Task:
Every line below that holds the string "CouponsFromChina" should be copied out.

Given records:
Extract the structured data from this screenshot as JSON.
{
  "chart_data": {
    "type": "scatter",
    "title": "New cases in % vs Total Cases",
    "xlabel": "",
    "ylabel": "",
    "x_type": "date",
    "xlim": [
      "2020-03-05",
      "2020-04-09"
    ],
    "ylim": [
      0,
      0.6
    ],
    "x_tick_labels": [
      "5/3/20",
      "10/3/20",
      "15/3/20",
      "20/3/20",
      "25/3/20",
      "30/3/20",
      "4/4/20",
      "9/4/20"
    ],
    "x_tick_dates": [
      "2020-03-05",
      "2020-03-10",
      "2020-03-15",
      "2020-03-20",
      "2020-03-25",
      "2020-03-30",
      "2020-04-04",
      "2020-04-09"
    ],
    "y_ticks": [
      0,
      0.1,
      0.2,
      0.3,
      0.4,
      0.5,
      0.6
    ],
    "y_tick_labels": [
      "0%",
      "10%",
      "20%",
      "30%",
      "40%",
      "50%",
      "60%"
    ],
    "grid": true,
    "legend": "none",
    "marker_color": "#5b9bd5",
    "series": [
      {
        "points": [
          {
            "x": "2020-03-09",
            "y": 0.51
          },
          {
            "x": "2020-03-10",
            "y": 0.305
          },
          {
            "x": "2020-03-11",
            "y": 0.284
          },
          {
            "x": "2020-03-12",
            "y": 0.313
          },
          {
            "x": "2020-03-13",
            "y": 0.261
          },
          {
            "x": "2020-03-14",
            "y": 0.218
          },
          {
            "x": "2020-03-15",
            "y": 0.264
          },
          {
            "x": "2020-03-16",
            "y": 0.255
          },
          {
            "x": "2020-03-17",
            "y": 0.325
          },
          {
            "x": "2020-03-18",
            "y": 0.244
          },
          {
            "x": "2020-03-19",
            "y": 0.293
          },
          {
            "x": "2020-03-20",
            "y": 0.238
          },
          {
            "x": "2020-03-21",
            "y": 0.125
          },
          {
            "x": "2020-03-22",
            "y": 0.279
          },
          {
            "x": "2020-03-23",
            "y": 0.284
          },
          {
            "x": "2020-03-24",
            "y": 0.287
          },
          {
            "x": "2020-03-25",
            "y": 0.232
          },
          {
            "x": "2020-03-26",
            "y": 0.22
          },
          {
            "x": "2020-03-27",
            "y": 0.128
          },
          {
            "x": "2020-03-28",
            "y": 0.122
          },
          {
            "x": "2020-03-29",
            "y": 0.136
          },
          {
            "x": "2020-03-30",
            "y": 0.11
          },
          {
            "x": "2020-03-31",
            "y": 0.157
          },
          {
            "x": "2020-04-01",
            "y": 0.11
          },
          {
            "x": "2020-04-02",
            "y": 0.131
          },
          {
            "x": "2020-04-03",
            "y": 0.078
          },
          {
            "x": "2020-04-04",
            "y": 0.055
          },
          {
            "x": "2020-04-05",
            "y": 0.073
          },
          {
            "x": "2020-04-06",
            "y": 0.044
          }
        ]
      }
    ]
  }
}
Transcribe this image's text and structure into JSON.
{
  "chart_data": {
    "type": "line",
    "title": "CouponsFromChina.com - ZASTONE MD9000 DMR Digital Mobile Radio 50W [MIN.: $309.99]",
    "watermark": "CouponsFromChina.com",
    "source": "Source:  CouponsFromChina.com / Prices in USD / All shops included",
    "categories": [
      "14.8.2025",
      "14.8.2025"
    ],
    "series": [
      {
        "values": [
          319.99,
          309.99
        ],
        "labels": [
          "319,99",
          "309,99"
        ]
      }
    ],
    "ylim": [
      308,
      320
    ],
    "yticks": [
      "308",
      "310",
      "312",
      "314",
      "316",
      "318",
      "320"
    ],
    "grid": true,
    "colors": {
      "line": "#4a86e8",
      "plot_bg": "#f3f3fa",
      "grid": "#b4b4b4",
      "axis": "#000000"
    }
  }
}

Right answer:
    "title": "CouponsFromChina.com - ZASTONE MD9000 DMR Digital Mobile Radio 50W [MIN.: $309.99]",
    "watermark": "CouponsFromChina.com",
    "source": "Source:  CouponsFromChina.com / Prices in USD / All shops included",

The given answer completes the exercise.